(Given exercise) Every record should be written out exactly, with the pictures left out.

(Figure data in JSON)
▬▬▬▬▬▬▬▬▬▬
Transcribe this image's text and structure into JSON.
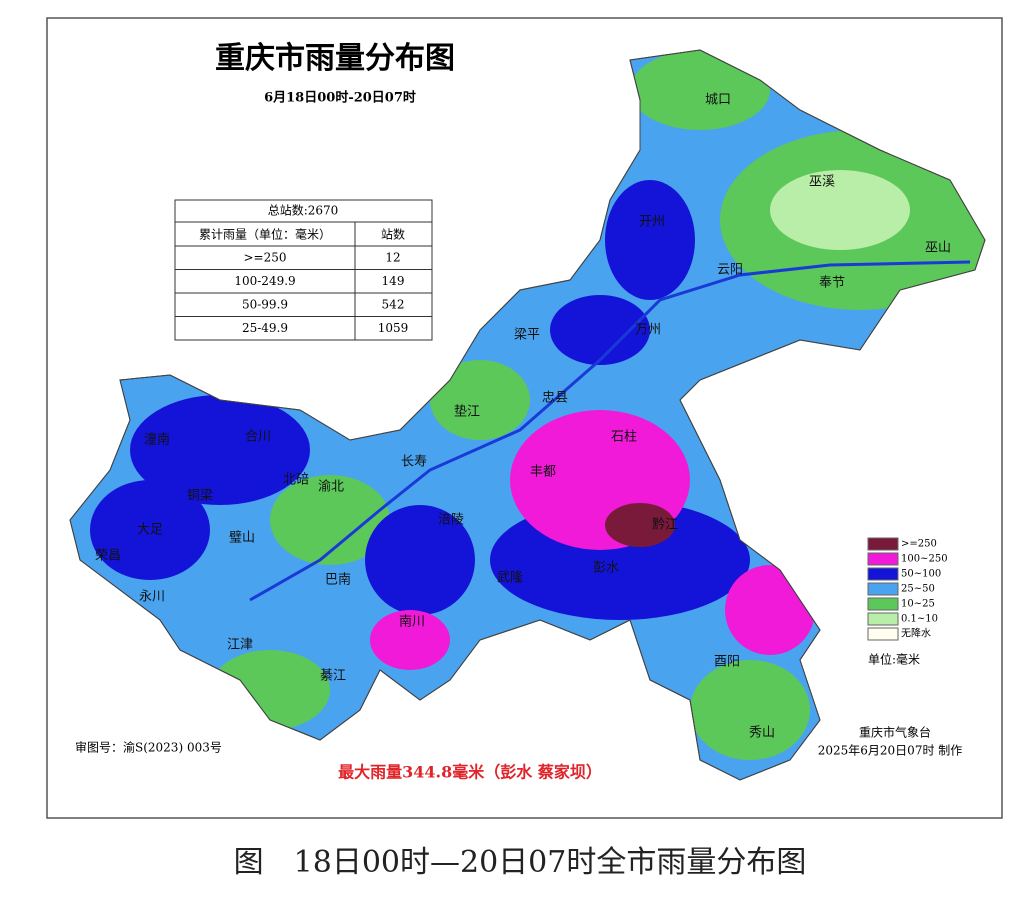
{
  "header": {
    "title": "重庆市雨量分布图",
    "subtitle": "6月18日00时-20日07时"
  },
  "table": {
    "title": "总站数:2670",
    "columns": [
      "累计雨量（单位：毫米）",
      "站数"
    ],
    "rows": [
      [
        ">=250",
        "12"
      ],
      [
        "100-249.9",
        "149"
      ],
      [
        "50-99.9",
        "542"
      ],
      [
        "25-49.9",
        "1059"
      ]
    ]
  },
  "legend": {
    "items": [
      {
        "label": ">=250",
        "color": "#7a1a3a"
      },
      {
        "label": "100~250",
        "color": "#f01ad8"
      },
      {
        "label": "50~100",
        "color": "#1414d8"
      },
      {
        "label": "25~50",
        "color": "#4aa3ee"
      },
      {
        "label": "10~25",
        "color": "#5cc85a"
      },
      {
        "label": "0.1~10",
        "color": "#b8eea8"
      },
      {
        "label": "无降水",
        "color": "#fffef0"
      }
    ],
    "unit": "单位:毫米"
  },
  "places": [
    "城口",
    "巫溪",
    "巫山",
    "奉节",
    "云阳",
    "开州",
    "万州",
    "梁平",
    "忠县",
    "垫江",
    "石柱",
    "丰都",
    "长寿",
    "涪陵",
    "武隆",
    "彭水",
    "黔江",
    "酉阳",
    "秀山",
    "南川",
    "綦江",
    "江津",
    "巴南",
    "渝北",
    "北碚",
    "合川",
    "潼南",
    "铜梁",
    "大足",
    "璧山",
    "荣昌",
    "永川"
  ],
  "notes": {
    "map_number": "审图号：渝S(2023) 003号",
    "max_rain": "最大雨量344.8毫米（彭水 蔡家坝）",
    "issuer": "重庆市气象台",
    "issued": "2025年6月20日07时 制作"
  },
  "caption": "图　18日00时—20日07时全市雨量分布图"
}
▬▬▬▬▬▬▬▬▬▬
(Reply to the exercise)
Transcribe this image's text and structure into JSON.
{
  "header": {
    "title": "重庆市雨量分布图",
    "subtitle": "6月18日00时-20日07时"
  },
  "table": {
    "title": "总站数:2670",
    "columns": [
      "累计雨量（单位：毫米）",
      "站数"
    ],
    "rows": [
      [
        ">=250",
        "12"
      ],
      [
        "100-249.9",
        "149"
      ],
      [
        "50-99.9",
        "542"
      ],
      [
        "25-49.9",
        "1059"
      ]
    ]
  },
  "legend": {
    "items": [
      {
        "label": ">=250",
        "color": "#7a1a3a"
      },
      {
        "label": "100~250",
        "color": "#f01ad8"
      },
      {
        "label": "50~100",
        "color": "#1414d8"
      },
      {
        "label": "25~50",
        "color": "#4aa3ee"
      },
      {
        "label": "10~25",
        "color": "#5cc85a"
      },
      {
        "label": "0.1~10",
        "color": "#b8eea8"
      },
      {
        "label": "无降水",
        "color": "#fffef0"
      }
    ],
    "unit": "单位:毫米"
  },
  "places": [
    "城口",
    "巫溪",
    "巫山",
    "奉节",
    "云阳",
    "开州",
    "万州",
    "梁平",
    "忠县",
    "垫江",
    "石柱",
    "丰都",
    "长寿",
    "涪陵",
    "武隆",
    "彭水",
    "黔江",
    "酉阳",
    "秀山",
    "南川",
    "綦江",
    "江津",
    "巴南",
    "渝北",
    "北碚",
    "合川",
    "潼南",
    "铜梁",
    "大足",
    "璧山",
    "荣昌",
    "永川"
  ],
  "notes": {
    "map_number": "审图号：渝S(2023) 003号",
    "max_rain": "最大雨量344.8毫米（彭水 蔡家坝）",
    "issuer": "重庆市气象台",
    "issued": "2025年6月20日07时 制作"
  },
  "caption": "图　18日00时—20日07时全市雨量分布图"
}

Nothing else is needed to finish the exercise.